## Start EXCERPTED DATA
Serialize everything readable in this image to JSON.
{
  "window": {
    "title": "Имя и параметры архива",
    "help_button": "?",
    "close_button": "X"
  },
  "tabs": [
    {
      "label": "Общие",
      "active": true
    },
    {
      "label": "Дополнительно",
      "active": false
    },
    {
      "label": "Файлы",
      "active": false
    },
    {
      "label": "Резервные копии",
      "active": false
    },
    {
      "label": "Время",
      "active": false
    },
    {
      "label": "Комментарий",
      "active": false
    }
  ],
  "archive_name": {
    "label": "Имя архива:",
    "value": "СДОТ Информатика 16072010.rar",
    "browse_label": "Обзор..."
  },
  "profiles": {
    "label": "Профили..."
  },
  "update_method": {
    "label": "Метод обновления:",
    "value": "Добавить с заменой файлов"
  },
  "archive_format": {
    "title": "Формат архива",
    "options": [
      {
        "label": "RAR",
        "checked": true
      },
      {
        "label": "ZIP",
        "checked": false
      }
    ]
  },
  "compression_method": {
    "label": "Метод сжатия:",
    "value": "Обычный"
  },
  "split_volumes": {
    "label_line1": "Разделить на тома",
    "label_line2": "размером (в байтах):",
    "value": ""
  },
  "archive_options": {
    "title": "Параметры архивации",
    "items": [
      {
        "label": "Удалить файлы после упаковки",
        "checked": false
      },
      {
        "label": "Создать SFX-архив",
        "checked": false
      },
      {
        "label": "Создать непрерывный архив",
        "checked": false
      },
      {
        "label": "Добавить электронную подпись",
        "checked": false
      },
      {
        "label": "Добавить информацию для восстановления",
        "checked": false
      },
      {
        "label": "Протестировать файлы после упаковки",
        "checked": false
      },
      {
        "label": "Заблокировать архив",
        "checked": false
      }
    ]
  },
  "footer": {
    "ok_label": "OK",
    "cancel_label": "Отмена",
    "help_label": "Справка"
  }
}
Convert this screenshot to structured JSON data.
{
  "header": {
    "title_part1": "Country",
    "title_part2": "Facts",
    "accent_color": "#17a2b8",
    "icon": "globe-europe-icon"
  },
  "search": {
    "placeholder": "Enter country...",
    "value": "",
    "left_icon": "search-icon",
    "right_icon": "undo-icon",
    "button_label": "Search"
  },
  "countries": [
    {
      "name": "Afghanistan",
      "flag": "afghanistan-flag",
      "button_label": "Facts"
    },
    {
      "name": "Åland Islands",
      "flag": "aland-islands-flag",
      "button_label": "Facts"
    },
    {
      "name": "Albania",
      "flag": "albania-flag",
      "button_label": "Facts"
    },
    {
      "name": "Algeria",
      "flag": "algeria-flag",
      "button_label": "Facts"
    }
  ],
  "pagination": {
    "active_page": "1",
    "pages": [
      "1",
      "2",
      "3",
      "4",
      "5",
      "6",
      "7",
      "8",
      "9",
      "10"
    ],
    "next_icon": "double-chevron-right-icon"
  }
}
## End EXCERPTED DATA
Transcribe the entire listing above precisely.

FULL SOLUTION:
Serialize everything readable in this image to JSON.
{
  "window": {
    "title": "Имя и параметры архива",
    "help_button": "?",
    "close_button": "X"
  },
  "tabs": [
    {
      "label": "Общие",
      "active": true
    },
    {
      "label": "Дополнительно",
      "active": false
    },
    {
      "label": "Файлы",
      "active": false
    },
    {
      "label": "Резервные копии",
      "active": false
    },
    {
      "label": "Время",
      "active": false
    },
    {
      "label": "Комментарий",
      "active": false
    }
  ],
  "archive_name": {
    "label": "Имя архива:",
    "value": "СДОТ Информатика 16072010.rar",
    "browse_label": "Обзор..."
  },
  "profiles": {
    "label": "Профили..."
  },
  "update_method": {
    "label": "Метод обновления:",
    "value": "Добавить с заменой файлов"
  },
  "archive_format": {
    "title": "Формат архива",
    "options": [
      {
        "label": "RAR",
        "checked": true
      },
      {
        "label": "ZIP",
        "checked": false
      }
    ]
  },
  "compression_method": {
    "label": "Метод сжатия:",
    "value": "Обычный"
  },
  "split_volumes": {
    "label_line1": "Разделить на тома",
    "label_line2": "размером (в байтах):",
    "value": ""
  },
  "archive_options": {
    "title": "Параметры архивации",
    "items": [
      {
        "label": "Удалить файлы после упаковки",
        "checked": false
      },
      {
        "label": "Создать SFX-архив",
        "checked": false
      },
      {
        "label": "Создать непрерывный архив",
        "checked": false
      },
      {
        "label": "Добавить электронную подпись",
        "checked": false
      },
      {
        "label": "Добавить информацию для восстановления",
        "checked": false
      },
      {
        "label": "Протестировать файлы после упаковки",
        "checked": false
      },
      {
        "label": "Заблокировать архив",
        "checked": false
      }
    ]
  },
  "footer": {
    "ok_label": "OK",
    "cancel_label": "Отмена",
    "help_label": "Справка"
  }
}
Convert this screenshot to structured JSON data.
{
  "header": {
    "title_part1": "Country",
    "title_part2": "Facts",
    "accent_color": "#17a2b8",
    "icon": "globe-europe-icon"
  },
  "search": {
    "placeholder": "Enter country...",
    "value": "",
    "left_icon": "search-icon",
    "right_icon": "undo-icon",
    "button_label": "Search"
  },
  "countries": [
    {
      "name": "Afghanistan",
      "flag": "afghanistan-flag",
      "button_label": "Facts"
    },
    {
      "name": "Åland Islands",
      "flag": "aland-islands-flag",
      "button_label": "Facts"
    },
    {
      "name": "Albania",
      "flag": "albania-flag",
      "button_label": "Facts"
    },
    {
      "name": "Algeria",
      "flag": "algeria-flag",
      "button_label": "Facts"
    }
  ],
  "pagination": {
    "active_page": "1",
    "pages": [
      "1",
      "2",
      "3",
      "4",
      "5",
      "6",
      "7",
      "8",
      "9",
      "10"
    ],
    "next_icon": "double-chevron-right-icon"
  }
}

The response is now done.